((

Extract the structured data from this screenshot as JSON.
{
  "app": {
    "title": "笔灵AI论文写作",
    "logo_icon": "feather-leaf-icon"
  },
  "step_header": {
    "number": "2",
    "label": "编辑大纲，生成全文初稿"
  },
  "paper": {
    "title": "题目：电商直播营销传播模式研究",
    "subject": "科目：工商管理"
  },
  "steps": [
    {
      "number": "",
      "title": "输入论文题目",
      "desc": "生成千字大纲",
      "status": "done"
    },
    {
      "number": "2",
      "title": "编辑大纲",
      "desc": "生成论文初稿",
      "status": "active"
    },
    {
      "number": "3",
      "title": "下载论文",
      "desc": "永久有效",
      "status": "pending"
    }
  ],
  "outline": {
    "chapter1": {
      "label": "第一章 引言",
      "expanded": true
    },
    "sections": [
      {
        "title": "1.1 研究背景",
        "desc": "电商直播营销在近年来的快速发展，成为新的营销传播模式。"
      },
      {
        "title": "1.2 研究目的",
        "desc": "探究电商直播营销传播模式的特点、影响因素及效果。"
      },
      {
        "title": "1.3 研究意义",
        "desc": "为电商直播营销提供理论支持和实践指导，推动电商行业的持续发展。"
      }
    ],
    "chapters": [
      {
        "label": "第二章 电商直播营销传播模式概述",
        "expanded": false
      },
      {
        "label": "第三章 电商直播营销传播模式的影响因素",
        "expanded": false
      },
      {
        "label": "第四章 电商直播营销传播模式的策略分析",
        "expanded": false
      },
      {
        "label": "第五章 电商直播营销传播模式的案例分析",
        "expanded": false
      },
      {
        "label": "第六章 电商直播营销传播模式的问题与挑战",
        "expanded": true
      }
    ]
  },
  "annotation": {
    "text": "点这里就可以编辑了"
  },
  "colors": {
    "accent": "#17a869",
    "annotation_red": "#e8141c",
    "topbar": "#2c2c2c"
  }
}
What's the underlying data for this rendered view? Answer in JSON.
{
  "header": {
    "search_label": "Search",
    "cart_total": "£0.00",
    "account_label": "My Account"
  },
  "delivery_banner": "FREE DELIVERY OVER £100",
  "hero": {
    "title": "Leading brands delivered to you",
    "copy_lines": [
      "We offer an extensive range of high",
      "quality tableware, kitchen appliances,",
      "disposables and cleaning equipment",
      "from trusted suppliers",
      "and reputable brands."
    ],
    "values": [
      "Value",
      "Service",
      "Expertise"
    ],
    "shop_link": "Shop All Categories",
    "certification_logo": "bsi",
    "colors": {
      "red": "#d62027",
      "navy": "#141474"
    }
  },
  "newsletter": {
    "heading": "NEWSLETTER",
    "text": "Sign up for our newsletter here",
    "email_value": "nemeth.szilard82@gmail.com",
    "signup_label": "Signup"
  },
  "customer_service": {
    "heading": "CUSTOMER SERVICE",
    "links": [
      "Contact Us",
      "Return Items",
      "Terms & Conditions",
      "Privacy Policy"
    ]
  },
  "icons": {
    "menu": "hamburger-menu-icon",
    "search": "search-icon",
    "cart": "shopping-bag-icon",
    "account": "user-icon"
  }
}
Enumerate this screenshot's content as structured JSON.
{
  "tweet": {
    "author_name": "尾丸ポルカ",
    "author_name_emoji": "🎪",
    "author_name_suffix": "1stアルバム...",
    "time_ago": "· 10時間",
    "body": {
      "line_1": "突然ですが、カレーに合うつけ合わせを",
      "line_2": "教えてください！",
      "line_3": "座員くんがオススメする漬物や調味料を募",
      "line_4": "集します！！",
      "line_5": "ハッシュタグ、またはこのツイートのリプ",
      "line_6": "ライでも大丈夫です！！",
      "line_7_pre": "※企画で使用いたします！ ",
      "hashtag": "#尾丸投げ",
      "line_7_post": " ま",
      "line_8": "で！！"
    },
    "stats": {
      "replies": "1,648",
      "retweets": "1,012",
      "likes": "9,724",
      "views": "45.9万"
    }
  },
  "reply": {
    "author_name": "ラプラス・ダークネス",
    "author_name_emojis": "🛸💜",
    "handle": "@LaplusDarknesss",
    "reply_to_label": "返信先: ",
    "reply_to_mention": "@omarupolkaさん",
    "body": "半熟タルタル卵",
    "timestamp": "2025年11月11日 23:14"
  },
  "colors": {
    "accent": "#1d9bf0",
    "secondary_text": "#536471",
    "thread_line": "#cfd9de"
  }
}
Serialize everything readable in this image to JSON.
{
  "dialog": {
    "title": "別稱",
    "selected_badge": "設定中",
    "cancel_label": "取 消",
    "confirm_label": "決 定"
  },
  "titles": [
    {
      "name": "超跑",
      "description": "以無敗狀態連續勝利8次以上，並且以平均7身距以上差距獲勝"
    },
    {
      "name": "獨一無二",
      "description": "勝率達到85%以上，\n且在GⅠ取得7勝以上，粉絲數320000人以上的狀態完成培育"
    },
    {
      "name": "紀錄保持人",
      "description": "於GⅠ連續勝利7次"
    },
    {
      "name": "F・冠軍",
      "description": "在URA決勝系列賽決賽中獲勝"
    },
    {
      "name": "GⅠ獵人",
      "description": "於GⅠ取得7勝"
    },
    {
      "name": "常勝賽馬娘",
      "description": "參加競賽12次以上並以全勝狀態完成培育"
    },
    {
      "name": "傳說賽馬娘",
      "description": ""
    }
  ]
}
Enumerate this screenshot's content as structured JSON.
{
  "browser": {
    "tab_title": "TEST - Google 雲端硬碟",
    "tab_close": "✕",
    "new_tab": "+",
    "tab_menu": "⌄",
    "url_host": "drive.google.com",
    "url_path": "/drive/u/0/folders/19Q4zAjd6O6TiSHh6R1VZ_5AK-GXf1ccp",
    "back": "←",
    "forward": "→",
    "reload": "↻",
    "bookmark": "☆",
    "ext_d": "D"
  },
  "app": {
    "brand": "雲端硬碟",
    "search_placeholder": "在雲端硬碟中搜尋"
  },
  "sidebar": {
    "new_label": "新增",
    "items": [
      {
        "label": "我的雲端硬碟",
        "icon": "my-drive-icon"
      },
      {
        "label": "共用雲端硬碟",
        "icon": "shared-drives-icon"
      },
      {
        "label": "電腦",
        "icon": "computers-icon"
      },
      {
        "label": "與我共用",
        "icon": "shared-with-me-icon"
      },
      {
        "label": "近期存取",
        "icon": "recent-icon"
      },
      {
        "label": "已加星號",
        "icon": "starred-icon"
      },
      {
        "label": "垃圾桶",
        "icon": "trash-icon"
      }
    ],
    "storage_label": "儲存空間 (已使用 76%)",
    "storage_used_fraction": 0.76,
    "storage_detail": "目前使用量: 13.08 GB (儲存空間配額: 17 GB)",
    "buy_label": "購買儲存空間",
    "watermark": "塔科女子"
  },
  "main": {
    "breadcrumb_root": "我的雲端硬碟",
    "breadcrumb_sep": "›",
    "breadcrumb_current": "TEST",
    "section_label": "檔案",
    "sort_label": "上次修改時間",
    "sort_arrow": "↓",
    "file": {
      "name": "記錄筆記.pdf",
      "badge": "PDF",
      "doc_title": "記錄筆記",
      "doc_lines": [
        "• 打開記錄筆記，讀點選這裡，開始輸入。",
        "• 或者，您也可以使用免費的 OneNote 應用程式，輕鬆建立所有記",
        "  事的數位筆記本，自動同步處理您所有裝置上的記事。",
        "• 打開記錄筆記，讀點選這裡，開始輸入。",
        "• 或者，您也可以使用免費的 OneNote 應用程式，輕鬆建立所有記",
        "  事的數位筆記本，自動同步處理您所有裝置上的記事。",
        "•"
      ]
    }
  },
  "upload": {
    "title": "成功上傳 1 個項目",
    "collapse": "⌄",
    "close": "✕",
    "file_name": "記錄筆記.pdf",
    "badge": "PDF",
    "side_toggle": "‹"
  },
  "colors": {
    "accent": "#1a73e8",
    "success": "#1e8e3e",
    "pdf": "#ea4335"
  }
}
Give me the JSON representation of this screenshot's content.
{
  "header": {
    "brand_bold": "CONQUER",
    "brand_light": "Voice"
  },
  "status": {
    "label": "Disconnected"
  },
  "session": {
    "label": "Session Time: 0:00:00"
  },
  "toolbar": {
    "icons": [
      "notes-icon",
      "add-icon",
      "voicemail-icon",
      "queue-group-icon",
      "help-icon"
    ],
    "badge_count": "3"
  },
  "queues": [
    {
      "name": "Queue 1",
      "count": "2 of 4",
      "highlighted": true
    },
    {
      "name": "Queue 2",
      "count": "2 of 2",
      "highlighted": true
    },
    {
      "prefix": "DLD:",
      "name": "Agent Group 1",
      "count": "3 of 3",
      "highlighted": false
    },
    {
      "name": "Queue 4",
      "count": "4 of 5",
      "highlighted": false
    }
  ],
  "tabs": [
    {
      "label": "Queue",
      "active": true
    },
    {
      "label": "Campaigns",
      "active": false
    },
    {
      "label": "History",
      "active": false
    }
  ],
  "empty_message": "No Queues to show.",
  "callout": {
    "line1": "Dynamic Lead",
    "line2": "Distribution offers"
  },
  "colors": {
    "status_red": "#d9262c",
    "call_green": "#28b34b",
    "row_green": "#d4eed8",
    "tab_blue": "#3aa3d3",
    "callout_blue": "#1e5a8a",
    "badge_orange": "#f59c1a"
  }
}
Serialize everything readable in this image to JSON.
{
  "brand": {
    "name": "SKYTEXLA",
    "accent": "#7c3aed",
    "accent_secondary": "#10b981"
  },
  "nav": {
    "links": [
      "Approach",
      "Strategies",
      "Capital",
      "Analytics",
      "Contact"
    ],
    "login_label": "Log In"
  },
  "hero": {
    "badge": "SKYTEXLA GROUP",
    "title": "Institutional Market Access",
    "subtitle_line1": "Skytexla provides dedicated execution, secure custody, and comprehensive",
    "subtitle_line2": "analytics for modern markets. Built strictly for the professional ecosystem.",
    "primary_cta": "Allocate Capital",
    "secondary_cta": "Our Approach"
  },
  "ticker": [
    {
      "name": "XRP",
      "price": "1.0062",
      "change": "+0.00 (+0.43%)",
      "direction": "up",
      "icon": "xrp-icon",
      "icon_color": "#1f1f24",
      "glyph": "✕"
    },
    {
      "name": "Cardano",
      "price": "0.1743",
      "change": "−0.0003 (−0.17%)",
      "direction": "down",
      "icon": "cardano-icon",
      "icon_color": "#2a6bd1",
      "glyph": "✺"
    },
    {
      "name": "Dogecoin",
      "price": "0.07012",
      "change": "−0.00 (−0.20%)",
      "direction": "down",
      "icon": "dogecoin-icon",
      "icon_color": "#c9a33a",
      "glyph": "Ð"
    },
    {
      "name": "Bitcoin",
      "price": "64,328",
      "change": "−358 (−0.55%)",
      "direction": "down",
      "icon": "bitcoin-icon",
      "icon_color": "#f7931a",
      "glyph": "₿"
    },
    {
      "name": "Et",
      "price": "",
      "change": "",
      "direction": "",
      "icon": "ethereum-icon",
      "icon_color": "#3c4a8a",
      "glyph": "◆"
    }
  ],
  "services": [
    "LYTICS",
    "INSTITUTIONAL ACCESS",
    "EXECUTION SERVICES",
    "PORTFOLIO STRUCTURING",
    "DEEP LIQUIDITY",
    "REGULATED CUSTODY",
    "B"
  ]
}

))

◆ What the exercise asks:
Respond with the number of lines containing "price" and no additional words.

◆ Task solution:
5